Chart and figure data
|---|

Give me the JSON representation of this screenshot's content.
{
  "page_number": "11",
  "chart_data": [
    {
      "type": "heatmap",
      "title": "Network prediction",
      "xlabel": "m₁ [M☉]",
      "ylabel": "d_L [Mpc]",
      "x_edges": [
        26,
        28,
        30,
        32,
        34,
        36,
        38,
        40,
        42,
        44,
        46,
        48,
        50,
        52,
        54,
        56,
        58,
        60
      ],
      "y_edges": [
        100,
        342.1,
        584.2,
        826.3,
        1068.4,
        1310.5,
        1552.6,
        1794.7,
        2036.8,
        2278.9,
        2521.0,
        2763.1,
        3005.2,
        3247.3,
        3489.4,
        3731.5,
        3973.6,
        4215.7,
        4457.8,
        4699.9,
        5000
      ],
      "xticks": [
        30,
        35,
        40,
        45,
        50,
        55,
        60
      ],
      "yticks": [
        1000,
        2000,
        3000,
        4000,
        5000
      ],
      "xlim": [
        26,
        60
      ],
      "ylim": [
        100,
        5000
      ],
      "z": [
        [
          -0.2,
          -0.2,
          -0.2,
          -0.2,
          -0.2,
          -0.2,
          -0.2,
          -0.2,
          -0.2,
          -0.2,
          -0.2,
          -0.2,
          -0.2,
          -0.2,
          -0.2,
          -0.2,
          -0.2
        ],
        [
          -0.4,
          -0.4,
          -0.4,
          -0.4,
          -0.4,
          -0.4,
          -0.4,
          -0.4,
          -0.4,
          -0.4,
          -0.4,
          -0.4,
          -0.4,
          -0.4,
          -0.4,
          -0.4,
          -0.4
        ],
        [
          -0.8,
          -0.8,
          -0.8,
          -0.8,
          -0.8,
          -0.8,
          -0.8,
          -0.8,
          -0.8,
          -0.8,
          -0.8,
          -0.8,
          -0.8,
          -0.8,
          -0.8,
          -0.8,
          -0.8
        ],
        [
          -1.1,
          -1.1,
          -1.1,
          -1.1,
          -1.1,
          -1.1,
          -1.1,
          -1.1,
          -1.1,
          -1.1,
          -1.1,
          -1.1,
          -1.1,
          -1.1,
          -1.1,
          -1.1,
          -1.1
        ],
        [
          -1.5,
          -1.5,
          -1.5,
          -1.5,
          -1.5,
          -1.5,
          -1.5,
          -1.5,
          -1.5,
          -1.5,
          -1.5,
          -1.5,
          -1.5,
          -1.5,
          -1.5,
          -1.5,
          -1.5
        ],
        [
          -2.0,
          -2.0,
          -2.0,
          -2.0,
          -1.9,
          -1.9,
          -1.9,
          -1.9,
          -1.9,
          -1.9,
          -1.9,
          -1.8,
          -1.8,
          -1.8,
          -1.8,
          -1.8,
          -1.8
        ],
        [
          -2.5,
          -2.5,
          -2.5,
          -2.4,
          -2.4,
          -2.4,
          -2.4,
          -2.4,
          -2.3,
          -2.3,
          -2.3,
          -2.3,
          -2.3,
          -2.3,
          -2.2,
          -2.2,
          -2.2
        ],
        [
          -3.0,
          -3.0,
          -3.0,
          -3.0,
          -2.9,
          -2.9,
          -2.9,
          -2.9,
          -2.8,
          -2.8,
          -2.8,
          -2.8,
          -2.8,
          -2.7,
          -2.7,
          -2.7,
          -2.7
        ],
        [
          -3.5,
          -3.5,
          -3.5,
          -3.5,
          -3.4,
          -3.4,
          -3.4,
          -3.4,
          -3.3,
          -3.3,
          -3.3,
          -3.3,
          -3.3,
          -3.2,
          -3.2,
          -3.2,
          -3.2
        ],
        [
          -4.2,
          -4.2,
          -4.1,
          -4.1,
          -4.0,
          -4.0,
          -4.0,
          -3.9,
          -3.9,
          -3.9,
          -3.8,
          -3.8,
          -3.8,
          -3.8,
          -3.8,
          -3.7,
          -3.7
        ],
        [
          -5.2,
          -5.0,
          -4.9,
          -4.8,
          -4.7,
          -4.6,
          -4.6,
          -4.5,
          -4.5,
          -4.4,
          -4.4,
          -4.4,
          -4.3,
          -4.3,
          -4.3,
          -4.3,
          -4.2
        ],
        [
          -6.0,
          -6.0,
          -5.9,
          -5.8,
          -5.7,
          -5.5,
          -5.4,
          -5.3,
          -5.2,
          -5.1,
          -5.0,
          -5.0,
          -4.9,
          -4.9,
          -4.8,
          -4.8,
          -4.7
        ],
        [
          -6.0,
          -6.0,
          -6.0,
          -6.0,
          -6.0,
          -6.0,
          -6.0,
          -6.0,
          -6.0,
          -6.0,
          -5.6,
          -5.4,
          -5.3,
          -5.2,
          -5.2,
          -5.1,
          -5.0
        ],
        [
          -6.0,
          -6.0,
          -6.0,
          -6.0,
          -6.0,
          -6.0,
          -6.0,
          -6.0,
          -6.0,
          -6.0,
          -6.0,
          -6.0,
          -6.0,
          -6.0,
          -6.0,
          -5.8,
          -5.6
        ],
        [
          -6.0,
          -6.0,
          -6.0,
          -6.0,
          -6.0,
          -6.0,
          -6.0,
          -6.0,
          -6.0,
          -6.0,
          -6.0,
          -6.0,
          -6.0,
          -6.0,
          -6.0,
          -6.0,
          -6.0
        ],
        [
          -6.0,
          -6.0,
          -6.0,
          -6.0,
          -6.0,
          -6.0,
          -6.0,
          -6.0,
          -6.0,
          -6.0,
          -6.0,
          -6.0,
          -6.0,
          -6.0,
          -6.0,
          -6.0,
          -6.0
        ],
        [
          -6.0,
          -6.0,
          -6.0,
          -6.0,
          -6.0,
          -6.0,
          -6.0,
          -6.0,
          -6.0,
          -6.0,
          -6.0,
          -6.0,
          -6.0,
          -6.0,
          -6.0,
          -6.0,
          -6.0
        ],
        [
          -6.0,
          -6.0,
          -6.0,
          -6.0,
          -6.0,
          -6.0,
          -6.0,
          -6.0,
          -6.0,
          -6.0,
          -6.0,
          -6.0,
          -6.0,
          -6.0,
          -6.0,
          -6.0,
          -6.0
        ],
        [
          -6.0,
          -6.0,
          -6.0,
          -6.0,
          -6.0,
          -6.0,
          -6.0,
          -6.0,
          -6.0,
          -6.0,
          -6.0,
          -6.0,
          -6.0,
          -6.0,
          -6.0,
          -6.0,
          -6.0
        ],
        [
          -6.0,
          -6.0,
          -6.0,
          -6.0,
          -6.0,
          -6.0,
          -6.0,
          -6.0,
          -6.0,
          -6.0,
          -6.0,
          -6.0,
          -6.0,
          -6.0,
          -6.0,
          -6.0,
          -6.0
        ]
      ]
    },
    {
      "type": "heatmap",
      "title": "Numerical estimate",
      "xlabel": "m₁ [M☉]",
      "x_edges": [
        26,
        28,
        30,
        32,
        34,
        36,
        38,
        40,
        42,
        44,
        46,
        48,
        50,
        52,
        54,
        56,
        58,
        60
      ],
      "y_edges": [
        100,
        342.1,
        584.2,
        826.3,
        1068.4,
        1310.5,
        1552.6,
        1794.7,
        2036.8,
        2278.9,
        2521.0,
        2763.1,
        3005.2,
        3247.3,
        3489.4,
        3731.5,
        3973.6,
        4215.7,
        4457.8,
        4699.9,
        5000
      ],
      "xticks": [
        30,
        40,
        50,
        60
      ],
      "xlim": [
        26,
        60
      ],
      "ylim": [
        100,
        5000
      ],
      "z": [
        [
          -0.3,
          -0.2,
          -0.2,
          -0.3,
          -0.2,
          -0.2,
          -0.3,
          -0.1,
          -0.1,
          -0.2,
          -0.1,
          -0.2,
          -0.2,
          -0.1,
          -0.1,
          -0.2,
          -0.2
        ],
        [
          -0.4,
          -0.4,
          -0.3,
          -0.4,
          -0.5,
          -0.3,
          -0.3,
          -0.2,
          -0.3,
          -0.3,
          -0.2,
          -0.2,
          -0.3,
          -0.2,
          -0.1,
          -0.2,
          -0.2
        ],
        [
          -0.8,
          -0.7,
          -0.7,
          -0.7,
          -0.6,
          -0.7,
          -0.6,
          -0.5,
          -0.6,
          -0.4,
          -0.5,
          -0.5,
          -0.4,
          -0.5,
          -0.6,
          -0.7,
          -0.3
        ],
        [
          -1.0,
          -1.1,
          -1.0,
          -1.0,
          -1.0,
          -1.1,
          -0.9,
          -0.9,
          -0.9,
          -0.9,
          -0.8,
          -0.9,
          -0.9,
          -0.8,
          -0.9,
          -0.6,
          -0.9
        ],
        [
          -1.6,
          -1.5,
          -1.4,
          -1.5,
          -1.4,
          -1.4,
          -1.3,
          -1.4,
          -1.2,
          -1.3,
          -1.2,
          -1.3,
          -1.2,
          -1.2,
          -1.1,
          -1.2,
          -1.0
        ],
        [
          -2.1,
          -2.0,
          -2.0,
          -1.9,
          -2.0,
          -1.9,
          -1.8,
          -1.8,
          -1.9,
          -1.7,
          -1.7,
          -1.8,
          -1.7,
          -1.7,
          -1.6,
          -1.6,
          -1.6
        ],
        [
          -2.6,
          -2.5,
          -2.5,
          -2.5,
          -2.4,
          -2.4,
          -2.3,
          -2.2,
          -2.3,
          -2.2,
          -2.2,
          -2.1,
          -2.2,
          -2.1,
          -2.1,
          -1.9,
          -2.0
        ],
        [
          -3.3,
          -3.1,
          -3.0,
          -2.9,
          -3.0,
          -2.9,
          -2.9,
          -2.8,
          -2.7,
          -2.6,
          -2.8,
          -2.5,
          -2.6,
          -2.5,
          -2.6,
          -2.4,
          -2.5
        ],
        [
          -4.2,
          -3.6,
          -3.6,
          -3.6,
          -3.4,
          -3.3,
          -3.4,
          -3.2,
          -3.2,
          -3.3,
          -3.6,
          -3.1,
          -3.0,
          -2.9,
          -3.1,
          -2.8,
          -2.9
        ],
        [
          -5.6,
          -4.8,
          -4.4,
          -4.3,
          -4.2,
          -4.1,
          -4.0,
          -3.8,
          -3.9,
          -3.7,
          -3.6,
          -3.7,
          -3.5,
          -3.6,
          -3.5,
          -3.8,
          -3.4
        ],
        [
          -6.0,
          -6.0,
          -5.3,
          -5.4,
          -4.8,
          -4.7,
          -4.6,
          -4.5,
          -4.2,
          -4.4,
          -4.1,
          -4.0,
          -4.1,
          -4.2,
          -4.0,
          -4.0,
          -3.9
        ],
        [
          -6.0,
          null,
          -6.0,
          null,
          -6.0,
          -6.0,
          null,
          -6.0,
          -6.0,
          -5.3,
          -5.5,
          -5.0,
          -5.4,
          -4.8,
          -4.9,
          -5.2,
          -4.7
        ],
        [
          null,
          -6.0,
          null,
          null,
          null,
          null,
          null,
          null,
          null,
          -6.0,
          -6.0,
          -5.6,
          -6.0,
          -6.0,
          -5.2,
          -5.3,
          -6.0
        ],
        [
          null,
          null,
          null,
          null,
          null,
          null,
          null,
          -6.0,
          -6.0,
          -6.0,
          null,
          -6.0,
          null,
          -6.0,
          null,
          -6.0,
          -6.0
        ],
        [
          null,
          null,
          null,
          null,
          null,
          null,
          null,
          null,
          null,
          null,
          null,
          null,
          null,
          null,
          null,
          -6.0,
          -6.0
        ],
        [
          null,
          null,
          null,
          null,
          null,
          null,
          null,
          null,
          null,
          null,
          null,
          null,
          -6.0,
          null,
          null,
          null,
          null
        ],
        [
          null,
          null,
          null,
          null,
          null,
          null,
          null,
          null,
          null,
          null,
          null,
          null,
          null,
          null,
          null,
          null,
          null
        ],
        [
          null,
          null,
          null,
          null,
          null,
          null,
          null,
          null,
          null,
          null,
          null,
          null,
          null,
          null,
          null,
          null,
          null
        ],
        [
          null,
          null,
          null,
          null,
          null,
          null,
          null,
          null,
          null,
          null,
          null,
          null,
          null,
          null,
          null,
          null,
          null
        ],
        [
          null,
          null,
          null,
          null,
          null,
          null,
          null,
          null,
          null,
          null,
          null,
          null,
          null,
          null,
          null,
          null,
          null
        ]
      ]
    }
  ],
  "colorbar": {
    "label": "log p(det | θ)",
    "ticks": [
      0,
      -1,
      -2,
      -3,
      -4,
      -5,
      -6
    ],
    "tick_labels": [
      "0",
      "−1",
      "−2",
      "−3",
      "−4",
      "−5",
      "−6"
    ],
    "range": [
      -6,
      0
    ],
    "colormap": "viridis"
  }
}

|---|

[PROBLEM DETAILS] Return every line above in which the string "title" occurs.

[EXPECTED OUTPUT]
      "title": "Network prediction",
      "title": "Numerical estimate",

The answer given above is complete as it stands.